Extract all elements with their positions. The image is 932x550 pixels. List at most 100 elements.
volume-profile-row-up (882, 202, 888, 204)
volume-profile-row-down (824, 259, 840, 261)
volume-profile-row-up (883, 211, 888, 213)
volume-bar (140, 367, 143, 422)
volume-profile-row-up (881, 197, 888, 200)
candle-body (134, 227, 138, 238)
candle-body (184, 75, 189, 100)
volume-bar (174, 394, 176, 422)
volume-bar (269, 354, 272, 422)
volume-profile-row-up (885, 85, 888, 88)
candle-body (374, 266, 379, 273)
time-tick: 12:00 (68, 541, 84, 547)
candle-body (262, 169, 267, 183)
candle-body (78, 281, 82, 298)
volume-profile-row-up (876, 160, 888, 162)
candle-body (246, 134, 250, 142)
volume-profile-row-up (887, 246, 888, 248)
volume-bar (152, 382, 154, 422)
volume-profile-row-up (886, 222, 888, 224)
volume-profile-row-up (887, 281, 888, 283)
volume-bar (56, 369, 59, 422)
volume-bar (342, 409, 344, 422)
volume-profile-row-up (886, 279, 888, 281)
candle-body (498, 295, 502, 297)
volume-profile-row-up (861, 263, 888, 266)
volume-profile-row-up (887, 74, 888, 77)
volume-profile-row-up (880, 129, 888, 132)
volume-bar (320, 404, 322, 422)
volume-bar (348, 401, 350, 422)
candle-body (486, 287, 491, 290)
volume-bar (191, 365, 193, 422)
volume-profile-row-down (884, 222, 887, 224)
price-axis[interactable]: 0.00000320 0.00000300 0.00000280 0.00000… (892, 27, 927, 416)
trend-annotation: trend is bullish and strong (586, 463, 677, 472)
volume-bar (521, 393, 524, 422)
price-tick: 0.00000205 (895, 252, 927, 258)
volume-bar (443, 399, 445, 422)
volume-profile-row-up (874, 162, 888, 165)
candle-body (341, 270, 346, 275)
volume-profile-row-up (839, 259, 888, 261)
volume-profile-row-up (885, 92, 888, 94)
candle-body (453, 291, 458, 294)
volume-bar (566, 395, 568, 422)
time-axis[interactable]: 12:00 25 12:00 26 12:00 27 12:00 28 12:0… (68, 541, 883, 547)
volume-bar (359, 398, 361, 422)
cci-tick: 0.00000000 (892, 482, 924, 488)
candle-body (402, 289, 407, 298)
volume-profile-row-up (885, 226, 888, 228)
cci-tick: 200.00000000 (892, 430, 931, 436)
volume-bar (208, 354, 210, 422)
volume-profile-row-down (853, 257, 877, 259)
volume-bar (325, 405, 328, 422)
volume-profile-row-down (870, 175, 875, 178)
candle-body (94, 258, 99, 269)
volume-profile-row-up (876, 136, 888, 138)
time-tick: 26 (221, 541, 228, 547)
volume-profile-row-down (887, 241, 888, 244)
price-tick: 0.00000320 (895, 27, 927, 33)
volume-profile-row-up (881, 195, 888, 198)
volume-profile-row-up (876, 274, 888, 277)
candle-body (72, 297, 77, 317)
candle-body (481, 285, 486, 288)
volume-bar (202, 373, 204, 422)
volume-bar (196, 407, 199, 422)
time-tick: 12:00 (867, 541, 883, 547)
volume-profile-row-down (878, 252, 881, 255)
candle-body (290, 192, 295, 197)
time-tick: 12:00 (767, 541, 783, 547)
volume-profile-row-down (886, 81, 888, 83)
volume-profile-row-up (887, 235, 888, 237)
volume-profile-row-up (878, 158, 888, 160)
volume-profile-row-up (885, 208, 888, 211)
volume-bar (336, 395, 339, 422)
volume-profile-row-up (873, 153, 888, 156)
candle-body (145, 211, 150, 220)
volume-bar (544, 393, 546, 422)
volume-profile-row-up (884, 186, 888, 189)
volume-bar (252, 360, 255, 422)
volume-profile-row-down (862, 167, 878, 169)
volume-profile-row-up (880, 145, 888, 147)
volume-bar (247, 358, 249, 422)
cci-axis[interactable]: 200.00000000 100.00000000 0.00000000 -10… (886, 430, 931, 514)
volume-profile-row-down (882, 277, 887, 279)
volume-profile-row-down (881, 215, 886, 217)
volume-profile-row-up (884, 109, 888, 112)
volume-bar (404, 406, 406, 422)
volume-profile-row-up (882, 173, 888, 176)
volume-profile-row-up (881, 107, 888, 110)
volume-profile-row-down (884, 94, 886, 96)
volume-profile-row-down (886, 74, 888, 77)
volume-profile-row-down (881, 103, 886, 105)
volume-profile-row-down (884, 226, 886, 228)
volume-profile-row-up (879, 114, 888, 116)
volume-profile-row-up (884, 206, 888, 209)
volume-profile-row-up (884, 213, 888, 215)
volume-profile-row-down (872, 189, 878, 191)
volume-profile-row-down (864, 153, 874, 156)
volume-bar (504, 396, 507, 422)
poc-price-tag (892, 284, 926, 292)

————————

Task directions: Copy the listing above line for line, with no changes.

Response:
Extract all elements with their positions. The image is 932x550 pixels. List at most 100 elements.
volume-profile-row-up (882, 202, 888, 204)
volume-profile-row-down (824, 259, 840, 261)
volume-profile-row-up (883, 211, 888, 213)
volume-bar (140, 367, 143, 422)
volume-profile-row-up (881, 197, 888, 200)
candle-body (134, 227, 138, 238)
candle-body (184, 75, 189, 100)
volume-bar (174, 394, 176, 422)
volume-bar (269, 354, 272, 422)
volume-profile-row-up (885, 85, 888, 88)
candle-body (374, 266, 379, 273)
time-tick: 12:00 (68, 541, 84, 547)
candle-body (262, 169, 267, 183)
candle-body (78, 281, 82, 298)
volume-profile-row-up (876, 160, 888, 162)
candle-body (246, 134, 250, 142)
volume-profile-row-up (887, 246, 888, 248)
volume-bar (152, 382, 154, 422)
volume-profile-row-up (886, 222, 888, 224)
volume-profile-row-up (887, 281, 888, 283)
volume-bar (56, 369, 59, 422)
volume-bar (342, 409, 344, 422)
volume-profile-row-up (886, 279, 888, 281)
candle-body (498, 295, 502, 297)
volume-profile-row-up (861, 263, 888, 266)
volume-profile-row-up (887, 74, 888, 77)
volume-profile-row-up (880, 129, 888, 132)
volume-bar (320, 404, 322, 422)
volume-bar (348, 401, 350, 422)
candle-body (486, 287, 491, 290)
volume-bar (191, 365, 193, 422)
volume-profile-row-down (884, 222, 887, 224)
price-axis[interactable]: 0.00000320 0.00000300 0.00000280 0.00000… (892, 27, 927, 416)
trend-annotation: trend is bullish and strong (586, 463, 677, 472)
volume-bar (521, 393, 524, 422)
price-tick: 0.00000205 (895, 252, 927, 258)
volume-bar (443, 399, 445, 422)
volume-profile-row-up (874, 162, 888, 165)
candle-body (341, 270, 346, 275)
volume-profile-row-up (839, 259, 888, 261)
volume-profile-row-up (885, 92, 888, 94)
candle-body (453, 291, 458, 294)
volume-bar (566, 395, 568, 422)
time-axis[interactable]: 12:00 25 12:00 26 12:00 27 12:00 28 12:0… (68, 541, 883, 547)
volume-bar (359, 398, 361, 422)
cci-tick: 0.00000000 (892, 482, 924, 488)
candle-body (402, 289, 407, 298)
volume-profile-row-up (885, 226, 888, 228)
cci-tick: 200.00000000 (892, 430, 931, 436)
volume-bar (208, 354, 210, 422)
volume-profile-row-down (853, 257, 877, 259)
volume-bar (325, 405, 328, 422)
volume-profile-row-down (870, 175, 875, 178)
candle-body (94, 258, 99, 269)
volume-profile-row-up (876, 136, 888, 138)
time-tick: 26 (221, 541, 228, 547)
volume-profile-row-down (887, 241, 888, 244)
price-tick: 0.00000320 (895, 27, 927, 33)
volume-profile-row-up (881, 195, 888, 198)
volume-profile-row-up (876, 274, 888, 277)
candle-body (72, 297, 77, 317)
candle-body (481, 285, 486, 288)
volume-bar (202, 373, 204, 422)
volume-bar (196, 407, 199, 422)
time-tick: 12:00 (867, 541, 883, 547)
volume-profile-row-down (878, 252, 881, 255)
candle-body (290, 192, 295, 197)
time-tick: 12:00 (767, 541, 783, 547)
volume-profile-row-down (886, 81, 888, 83)
volume-profile-row-up (887, 235, 888, 237)
volume-profile-row-up (878, 158, 888, 160)
volume-profile-row-up (885, 208, 888, 211)
volume-bar (336, 395, 339, 422)
volume-profile-row-up (873, 153, 888, 156)
candle-body (145, 211, 150, 220)
volume-bar (544, 393, 546, 422)
volume-profile-row-up (884, 186, 888, 189)
volume-bar (252, 360, 255, 422)
volume-profile-row-down (862, 167, 878, 169)
volume-profile-row-up (880, 145, 888, 147)
volume-bar (247, 358, 249, 422)
cci-axis[interactable]: 200.00000000 100.00000000 0.00000000 -10… (886, 430, 931, 514)
volume-profile-row-down (882, 277, 887, 279)
volume-profile-row-down (881, 215, 886, 217)
volume-profile-row-up (884, 109, 888, 112)
volume-bar (404, 406, 406, 422)
volume-profile-row-up (882, 173, 888, 176)
volume-profile-row-up (881, 107, 888, 110)
volume-profile-row-down (884, 94, 886, 96)
volume-profile-row-down (886, 74, 888, 77)
volume-profile-row-down (881, 103, 886, 105)
volume-profile-row-down (884, 226, 886, 228)
volume-profile-row-up (879, 114, 888, 116)
volume-profile-row-up (884, 206, 888, 209)
volume-profile-row-up (884, 213, 888, 215)
volume-profile-row-down (872, 189, 878, 191)
volume-profile-row-down (864, 153, 874, 156)
volume-bar (504, 396, 507, 422)
poc-price-tag (892, 284, 926, 292)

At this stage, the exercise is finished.